Copy the data from its first line through the line containing "series-line-8 (79, 229, 483, 401)", changing "marker-layer" to "marker-overlay" and leaving everything else as it stands.

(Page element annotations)
▶

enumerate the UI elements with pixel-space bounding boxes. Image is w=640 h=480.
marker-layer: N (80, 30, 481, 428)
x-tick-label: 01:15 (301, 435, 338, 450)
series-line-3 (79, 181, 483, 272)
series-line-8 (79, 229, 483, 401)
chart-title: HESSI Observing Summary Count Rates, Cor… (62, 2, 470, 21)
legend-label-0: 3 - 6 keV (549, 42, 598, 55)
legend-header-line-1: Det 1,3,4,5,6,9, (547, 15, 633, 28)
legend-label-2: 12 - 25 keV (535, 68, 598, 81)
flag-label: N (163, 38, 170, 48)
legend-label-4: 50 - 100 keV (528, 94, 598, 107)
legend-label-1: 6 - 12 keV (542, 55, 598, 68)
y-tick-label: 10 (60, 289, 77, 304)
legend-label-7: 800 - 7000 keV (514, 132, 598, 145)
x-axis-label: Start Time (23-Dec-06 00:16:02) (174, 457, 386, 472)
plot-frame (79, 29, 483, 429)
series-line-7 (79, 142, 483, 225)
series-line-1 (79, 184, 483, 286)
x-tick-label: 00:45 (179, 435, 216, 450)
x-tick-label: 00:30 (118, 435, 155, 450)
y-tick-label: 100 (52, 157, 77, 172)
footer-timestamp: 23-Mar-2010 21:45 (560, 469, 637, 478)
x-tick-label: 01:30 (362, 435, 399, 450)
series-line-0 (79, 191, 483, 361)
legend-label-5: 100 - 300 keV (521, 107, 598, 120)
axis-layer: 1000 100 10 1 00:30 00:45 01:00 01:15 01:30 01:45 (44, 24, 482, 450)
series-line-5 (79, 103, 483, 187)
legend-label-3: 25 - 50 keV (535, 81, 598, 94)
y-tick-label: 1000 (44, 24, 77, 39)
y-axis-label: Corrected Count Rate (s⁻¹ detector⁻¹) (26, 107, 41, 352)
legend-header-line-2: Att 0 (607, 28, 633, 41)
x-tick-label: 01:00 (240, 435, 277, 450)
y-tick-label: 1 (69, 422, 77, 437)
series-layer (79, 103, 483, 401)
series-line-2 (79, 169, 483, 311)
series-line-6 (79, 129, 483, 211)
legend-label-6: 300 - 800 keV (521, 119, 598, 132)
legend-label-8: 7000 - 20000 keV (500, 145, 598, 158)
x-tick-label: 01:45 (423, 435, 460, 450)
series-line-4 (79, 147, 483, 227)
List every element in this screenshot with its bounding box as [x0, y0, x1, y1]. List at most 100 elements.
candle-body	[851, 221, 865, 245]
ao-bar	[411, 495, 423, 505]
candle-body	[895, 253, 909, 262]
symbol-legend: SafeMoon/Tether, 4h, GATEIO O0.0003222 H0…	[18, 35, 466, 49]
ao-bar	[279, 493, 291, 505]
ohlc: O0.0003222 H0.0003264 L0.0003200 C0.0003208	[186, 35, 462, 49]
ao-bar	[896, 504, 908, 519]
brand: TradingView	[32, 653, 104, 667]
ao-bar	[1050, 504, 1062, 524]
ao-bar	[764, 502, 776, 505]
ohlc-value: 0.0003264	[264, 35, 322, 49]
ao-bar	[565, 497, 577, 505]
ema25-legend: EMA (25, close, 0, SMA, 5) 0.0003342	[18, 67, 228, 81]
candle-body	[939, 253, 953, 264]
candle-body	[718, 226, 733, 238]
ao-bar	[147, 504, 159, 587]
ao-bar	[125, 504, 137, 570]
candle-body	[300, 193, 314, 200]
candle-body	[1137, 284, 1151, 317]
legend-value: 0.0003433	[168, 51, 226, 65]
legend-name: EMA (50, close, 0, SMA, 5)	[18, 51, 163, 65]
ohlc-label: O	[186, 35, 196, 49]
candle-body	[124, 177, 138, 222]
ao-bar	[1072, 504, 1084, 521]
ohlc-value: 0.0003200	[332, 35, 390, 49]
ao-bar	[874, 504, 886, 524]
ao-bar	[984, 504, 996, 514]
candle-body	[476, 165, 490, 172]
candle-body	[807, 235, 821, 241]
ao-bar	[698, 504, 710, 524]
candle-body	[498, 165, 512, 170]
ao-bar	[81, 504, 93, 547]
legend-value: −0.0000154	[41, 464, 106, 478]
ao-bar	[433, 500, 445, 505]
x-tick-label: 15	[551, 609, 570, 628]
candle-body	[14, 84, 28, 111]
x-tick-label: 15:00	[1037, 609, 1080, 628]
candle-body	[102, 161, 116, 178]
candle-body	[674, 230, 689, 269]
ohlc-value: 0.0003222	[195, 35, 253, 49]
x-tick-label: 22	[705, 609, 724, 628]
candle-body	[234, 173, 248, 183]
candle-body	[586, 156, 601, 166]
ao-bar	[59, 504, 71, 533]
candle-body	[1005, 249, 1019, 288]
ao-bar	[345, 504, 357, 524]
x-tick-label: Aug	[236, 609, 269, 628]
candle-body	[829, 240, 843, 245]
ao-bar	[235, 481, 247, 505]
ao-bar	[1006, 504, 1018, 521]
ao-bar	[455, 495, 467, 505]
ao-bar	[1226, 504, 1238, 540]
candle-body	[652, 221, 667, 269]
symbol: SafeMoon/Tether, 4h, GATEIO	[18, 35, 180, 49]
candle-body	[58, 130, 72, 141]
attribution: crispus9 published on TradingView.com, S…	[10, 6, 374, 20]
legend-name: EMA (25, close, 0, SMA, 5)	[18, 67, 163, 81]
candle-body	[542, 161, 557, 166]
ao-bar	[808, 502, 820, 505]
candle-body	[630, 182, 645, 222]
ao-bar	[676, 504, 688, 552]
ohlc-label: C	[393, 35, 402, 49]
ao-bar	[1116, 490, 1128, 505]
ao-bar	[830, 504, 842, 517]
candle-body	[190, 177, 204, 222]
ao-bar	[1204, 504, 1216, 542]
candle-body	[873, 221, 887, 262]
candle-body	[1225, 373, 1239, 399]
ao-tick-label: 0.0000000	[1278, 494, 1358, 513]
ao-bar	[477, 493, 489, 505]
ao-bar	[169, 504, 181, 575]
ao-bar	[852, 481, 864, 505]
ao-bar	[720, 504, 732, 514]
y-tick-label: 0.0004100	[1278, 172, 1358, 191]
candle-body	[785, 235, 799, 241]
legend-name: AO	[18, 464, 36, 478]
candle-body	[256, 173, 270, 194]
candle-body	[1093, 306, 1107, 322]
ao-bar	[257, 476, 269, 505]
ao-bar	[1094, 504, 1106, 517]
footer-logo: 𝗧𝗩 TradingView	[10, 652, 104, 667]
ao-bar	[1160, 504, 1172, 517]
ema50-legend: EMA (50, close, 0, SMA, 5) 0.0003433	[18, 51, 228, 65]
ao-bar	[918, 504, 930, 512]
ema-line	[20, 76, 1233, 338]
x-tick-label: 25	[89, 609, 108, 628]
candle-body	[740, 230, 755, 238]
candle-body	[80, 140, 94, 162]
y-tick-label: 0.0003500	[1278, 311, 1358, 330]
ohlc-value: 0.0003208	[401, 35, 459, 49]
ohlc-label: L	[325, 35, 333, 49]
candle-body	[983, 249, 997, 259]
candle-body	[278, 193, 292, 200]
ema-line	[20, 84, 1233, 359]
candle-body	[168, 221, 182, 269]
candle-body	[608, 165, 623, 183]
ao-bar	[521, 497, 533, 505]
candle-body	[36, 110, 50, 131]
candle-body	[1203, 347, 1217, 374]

◀

» **FULL SOLUTION**
enumerate the UI elements with pixel-space bounding boxes. Image is w=640 h=480.
marker-overlay: N (80, 30, 481, 428)
x-tick-label: 01:15 (301, 435, 338, 450)
series-line-3 (79, 181, 483, 272)
series-line-8 (79, 229, 483, 401)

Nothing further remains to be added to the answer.